--- PROBLEM STATEMENT ---
Without the images, write out the whole listing exactly.

--- GIVEN RECORDS ---
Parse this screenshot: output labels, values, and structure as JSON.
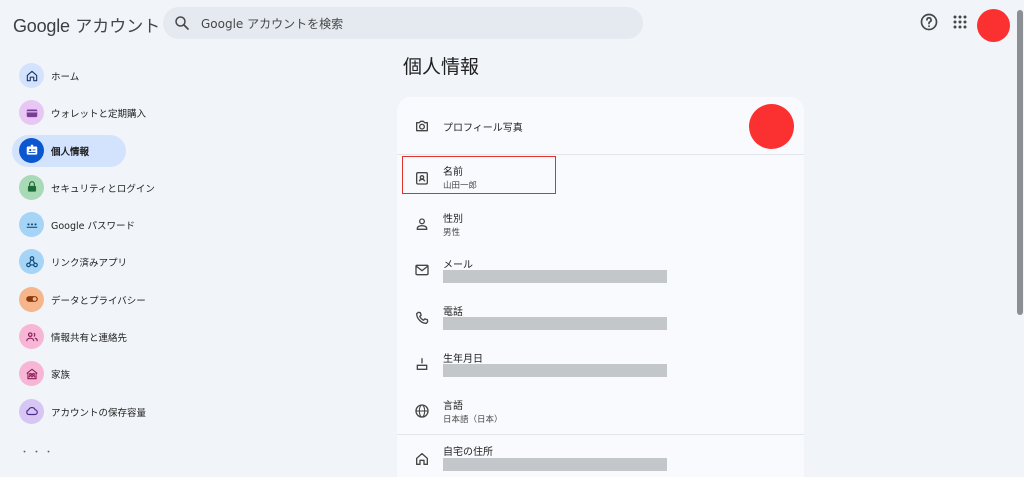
{
  "header": {
    "logo_google": "Google",
    "logo_suffix": "アカウント",
    "search_placeholder": "Google アカウントを検索"
  },
  "sidebar": {
    "items": [
      {
        "label": "ホーム",
        "icon": "home-icon",
        "color": "#d3e3fd"
      },
      {
        "label": "ウォレットと定期購入",
        "icon": "wallet-icon",
        "color": "#e8c7f5"
      },
      {
        "label": "個人情報",
        "icon": "id-card-icon",
        "color": "#0b57d0",
        "active": true
      },
      {
        "label": "セキュリティとログイン",
        "icon": "lock-icon",
        "color": "#a8dab5"
      },
      {
        "label": "Google パスワード",
        "icon": "password-icon",
        "color": "#a6d4f7"
      },
      {
        "label": "リンク済みアプリ",
        "icon": "linked-apps-icon",
        "color": "#a6d4f7"
      },
      {
        "label": "データとプライバシー",
        "icon": "toggle-icon",
        "color": "#f6b58a"
      },
      {
        "label": "情報共有と連絡先",
        "icon": "people-icon",
        "color": "#f7b6d6"
      },
      {
        "label": "家族",
        "icon": "family-icon",
        "color": "#f7b6d6"
      },
      {
        "label": "アカウントの保存容量",
        "icon": "cloud-icon",
        "color": "#d7c6f3"
      }
    ],
    "more_label": "・・・"
  },
  "main": {
    "title": "個人情報",
    "rows": {
      "photo": {
        "label": "プロフィール写真",
        "icon": "camera-icon"
      },
      "name": {
        "label": "名前",
        "value": "山田一郎",
        "icon": "badge-icon"
      },
      "gender": {
        "label": "性別",
        "value": "男性",
        "icon": "person-icon"
      },
      "email": {
        "label": "メール",
        "icon": "mail-icon"
      },
      "phone": {
        "label": "電話",
        "icon": "phone-icon"
      },
      "birthday": {
        "label": "生年月日",
        "icon": "cake-icon"
      },
      "language": {
        "label": "言語",
        "value": "日本語（日本）",
        "icon": "globe-icon"
      },
      "address": {
        "label": "自宅の住所",
        "icon": "home-icon"
      }
    }
  },
  "colors": {
    "background": "#f1f4f9",
    "card": "#f8fafd",
    "avatar": "#fb3131",
    "highlight_border": "#e0322a",
    "active_nav": "#d3e3fd"
  }
}
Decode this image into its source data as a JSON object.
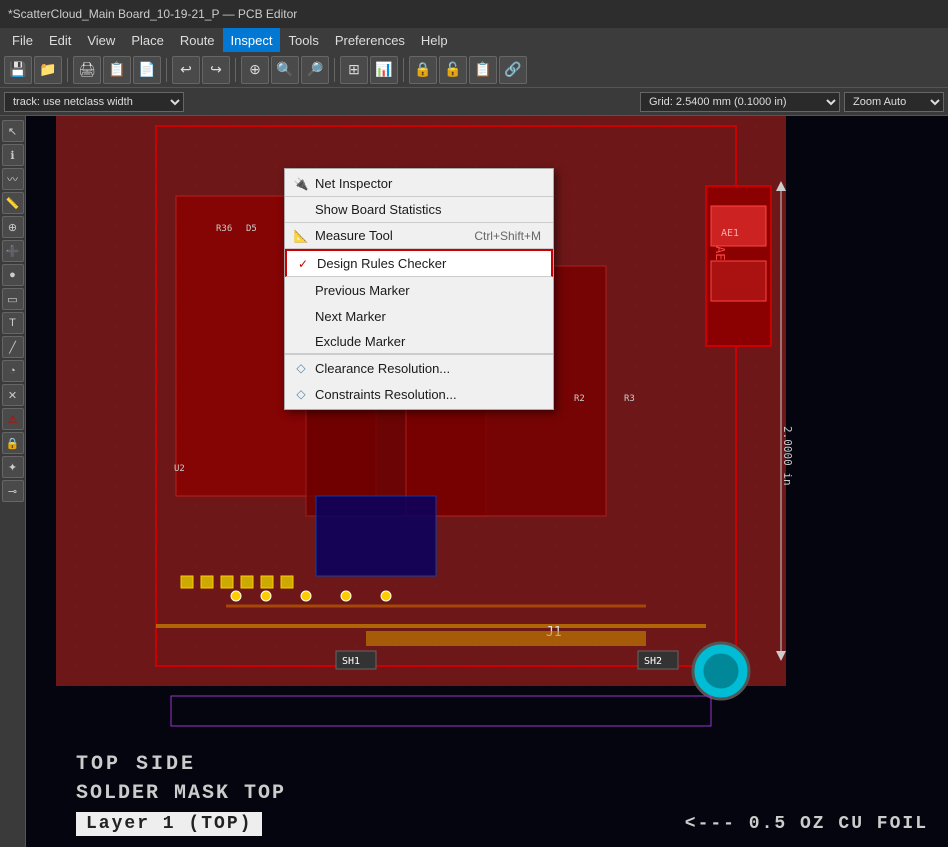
{
  "titleBar": {
    "text": "*ScatterCloud_Main Board_10-19-21_P — PCB Editor"
  },
  "menuBar": {
    "items": [
      "File",
      "Edit",
      "View",
      "Place",
      "Route",
      "Inspect",
      "Tools",
      "Preferences",
      "Help"
    ]
  },
  "inspectMenu": {
    "title": "Inspect",
    "items": [
      {
        "id": "net-inspector",
        "label": "Net Inspector",
        "icon": "🔌",
        "shortcut": "",
        "hasIcon": true,
        "iconColor": "#cc0000"
      },
      {
        "id": "show-board-stats",
        "label": "Show Board Statistics",
        "icon": "",
        "shortcut": "",
        "hasSeparator": true
      },
      {
        "id": "measure-tool",
        "label": "Measure Tool",
        "icon": "📏",
        "shortcut": "Ctrl+Shift+M"
      },
      {
        "id": "design-rules",
        "label": "Design Rules Checker",
        "icon": "✓",
        "shortcut": "",
        "highlighted": true,
        "hasSeparator": true
      },
      {
        "id": "prev-marker",
        "label": "Previous Marker",
        "icon": "",
        "shortcut": ""
      },
      {
        "id": "next-marker",
        "label": "Next Marker",
        "icon": "",
        "shortcut": ""
      },
      {
        "id": "exclude-marker",
        "label": "Exclude Marker",
        "icon": "",
        "shortcut": "",
        "hasSeparator": true
      },
      {
        "id": "clearance-res",
        "label": "Clearance Resolution...",
        "icon": "◇",
        "shortcut": ""
      },
      {
        "id": "constraints-res",
        "label": "Constraints Resolution...",
        "icon": "◇",
        "shortcut": ""
      }
    ]
  },
  "secondaryToolbar": {
    "trackLabel": "track: use netclass width",
    "gridLabel": "Grid: 2.5400 mm (0.1000 in)",
    "zoomLabel": "Zoom Auto"
  },
  "bottomBar": {
    "line1": "TOP SIDE",
    "line2": "SOLDER MASK TOP",
    "line3": "Layer 1 (TOP)",
    "line4": "<--- 0.5 OZ CU FOIL"
  },
  "pcbLabels": {
    "ae1": "AE1",
    "sh1": "SH1",
    "sh2": "SH2",
    "j1": "J1",
    "dimension": "2.0000 in"
  },
  "icons": {
    "net-inspector": "🔌",
    "measure": "📐",
    "drc": "✓",
    "clearance": "◇",
    "constraints": "◇"
  }
}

--- CORRECT RESPONSE ---
Parse this screenshot: output labels, values, and structure as JSON.
{
  "header": {
    "logo_google": "Google",
    "logo_suffix": "アカウント",
    "search_placeholder": "Google アカウントを検索"
  },
  "sidebar": {
    "items": [
      {
        "label": "ホーム",
        "icon": "home-icon",
        "color": "#d3e3fd"
      },
      {
        "label": "ウォレットと定期購入",
        "icon": "wallet-icon",
        "color": "#e8c7f5"
      },
      {
        "label": "個人情報",
        "icon": "id-card-icon",
        "color": "#0b57d0",
        "active": true
      },
      {
        "label": "セキュリティとログイン",
        "icon": "lock-icon",
        "color": "#a8dab5"
      },
      {
        "label": "Google パスワード",
        "icon": "password-icon",
        "color": "#a6d4f7"
      },
      {
        "label": "リンク済みアプリ",
        "icon": "linked-apps-icon",
        "color": "#a6d4f7"
      },
      {
        "label": "データとプライバシー",
        "icon": "toggle-icon",
        "color": "#f6b58a"
      },
      {
        "label": "情報共有と連絡先",
        "icon": "people-icon",
        "color": "#f7b6d6"
      },
      {
        "label": "家族",
        "icon": "family-icon",
        "color": "#f7b6d6"
      },
      {
        "label": "アカウントの保存容量",
        "icon": "cloud-icon",
        "color": "#d7c6f3"
      }
    ],
    "more_label": "・・・"
  },
  "main": {
    "title": "個人情報",
    "rows": {
      "photo": {
        "label": "プロフィール写真",
        "icon": "camera-icon"
      },
      "name": {
        "label": "名前",
        "value": "山田一郎",
        "icon": "badge-icon"
      },
      "gender": {
        "label": "性別",
        "value": "男性",
        "icon": "person-icon"
      },
      "email": {
        "label": "メール",
        "icon": "mail-icon"
      },
      "phone": {
        "label": "電話",
        "icon": "phone-icon"
      },
      "birthday": {
        "label": "生年月日",
        "icon": "cake-icon"
      },
      "language": {
        "label": "言語",
        "value": "日本語（日本）",
        "icon": "globe-icon"
      },
      "address": {
        "label": "自宅の住所",
        "icon": "home-icon"
      }
    }
  },
  "colors": {
    "background": "#f1f4f9",
    "card": "#f8fafd",
    "avatar": "#fb3131",
    "highlight_border": "#e0322a",
    "active_nav": "#d3e3fd"
  }
}
Decode this image into its source data as a JSON object.
{
  "titleBar": {
    "text": "*ScatterCloud_Main Board_10-19-21_P — PCB Editor"
  },
  "menuBar": {
    "items": [
      "File",
      "Edit",
      "View",
      "Place",
      "Route",
      "Inspect",
      "Tools",
      "Preferences",
      "Help"
    ]
  },
  "inspectMenu": {
    "title": "Inspect",
    "items": [
      {
        "id": "net-inspector",
        "label": "Net Inspector",
        "icon": "🔌",
        "shortcut": "",
        "hasIcon": true,
        "iconColor": "#cc0000"
      },
      {
        "id": "show-board-stats",
        "label": "Show Board Statistics",
        "icon": "",
        "shortcut": "",
        "hasSeparator": true
      },
      {
        "id": "measure-tool",
        "label": "Measure Tool",
        "icon": "📏",
        "shortcut": "Ctrl+Shift+M"
      },
      {
        "id": "design-rules",
        "label": "Design Rules Checker",
        "icon": "✓",
        "shortcut": "",
        "highlighted": true,
        "hasSeparator": true
      },
      {
        "id": "prev-marker",
        "label": "Previous Marker",
        "icon": "",
        "shortcut": ""
      },
      {
        "id": "next-marker",
        "label": "Next Marker",
        "icon": "",
        "shortcut": ""
      },
      {
        "id": "exclude-marker",
        "label": "Exclude Marker",
        "icon": "",
        "shortcut": "",
        "hasSeparator": true
      },
      {
        "id": "clearance-res",
        "label": "Clearance Resolution...",
        "icon": "◇",
        "shortcut": ""
      },
      {
        "id": "constraints-res",
        "label": "Constraints Resolution...",
        "icon": "◇",
        "shortcut": ""
      }
    ]
  },
  "secondaryToolbar": {
    "trackLabel": "track: use netclass width",
    "gridLabel": "Grid: 2.5400 mm (0.1000 in)",
    "zoomLabel": "Zoom Auto"
  },
  "bottomBar": {
    "line1": "TOP SIDE",
    "line2": "SOLDER MASK TOP",
    "line3": "Layer 1 (TOP)",
    "line4": "<--- 0.5 OZ CU FOIL"
  },
  "pcbLabels": {
    "ae1": "AE1",
    "sh1": "SH1",
    "sh2": "SH2",
    "j1": "J1",
    "dimension": "2.0000 in"
  },
  "icons": {
    "net-inspector": "🔌",
    "measure": "📐",
    "drc": "✓",
    "clearance": "◇",
    "constraints": "◇"
  }
}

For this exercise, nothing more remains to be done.